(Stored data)

* Start *

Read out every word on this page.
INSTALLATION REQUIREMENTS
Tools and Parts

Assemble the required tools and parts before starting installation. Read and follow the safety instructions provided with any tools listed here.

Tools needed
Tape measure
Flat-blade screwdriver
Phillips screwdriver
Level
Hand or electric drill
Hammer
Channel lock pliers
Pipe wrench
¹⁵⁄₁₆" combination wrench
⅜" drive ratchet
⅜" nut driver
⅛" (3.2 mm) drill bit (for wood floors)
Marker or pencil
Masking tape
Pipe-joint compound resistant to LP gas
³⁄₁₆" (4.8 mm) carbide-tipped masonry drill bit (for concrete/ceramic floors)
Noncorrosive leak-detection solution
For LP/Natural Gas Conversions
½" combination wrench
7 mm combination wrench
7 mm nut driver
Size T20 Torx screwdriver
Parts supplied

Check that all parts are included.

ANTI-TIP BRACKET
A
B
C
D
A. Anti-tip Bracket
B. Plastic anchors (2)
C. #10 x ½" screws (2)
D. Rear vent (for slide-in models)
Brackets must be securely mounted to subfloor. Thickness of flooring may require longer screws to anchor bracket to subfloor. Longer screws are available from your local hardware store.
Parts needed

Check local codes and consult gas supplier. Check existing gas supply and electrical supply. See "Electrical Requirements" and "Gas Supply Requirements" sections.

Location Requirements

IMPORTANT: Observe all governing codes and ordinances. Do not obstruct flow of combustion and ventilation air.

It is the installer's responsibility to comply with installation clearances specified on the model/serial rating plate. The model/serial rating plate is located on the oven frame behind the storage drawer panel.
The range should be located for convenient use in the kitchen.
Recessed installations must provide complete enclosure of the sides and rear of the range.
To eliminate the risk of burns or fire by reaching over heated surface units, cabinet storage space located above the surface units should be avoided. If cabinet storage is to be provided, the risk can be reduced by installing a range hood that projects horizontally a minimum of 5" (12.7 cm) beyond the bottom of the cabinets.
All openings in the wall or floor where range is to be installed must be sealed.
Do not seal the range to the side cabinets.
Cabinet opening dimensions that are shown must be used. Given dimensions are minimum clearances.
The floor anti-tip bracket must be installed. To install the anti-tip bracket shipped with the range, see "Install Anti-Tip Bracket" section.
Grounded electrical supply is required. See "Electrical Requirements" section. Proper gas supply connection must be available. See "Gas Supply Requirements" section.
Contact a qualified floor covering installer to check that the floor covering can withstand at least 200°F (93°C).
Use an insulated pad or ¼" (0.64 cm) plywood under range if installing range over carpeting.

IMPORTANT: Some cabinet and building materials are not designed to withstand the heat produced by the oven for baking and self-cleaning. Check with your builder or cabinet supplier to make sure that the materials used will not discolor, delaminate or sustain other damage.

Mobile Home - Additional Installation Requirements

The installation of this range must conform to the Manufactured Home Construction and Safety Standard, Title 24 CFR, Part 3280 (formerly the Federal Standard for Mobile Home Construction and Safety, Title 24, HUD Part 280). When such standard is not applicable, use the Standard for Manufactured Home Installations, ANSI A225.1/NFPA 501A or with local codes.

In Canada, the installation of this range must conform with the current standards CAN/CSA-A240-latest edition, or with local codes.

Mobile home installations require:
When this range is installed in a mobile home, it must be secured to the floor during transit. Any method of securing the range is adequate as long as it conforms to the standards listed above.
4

* End *

**BRIEF:** Every line of the listing that holds "floors" should be found and copied.

**ANSWER TO THIS TASK:**
⅛" (3.2 mm) drill bit (for wood floors)
³⁄₁₆" (4.8 mm) carbide-tipped masonry drill bit (for concrete/ceramic floors)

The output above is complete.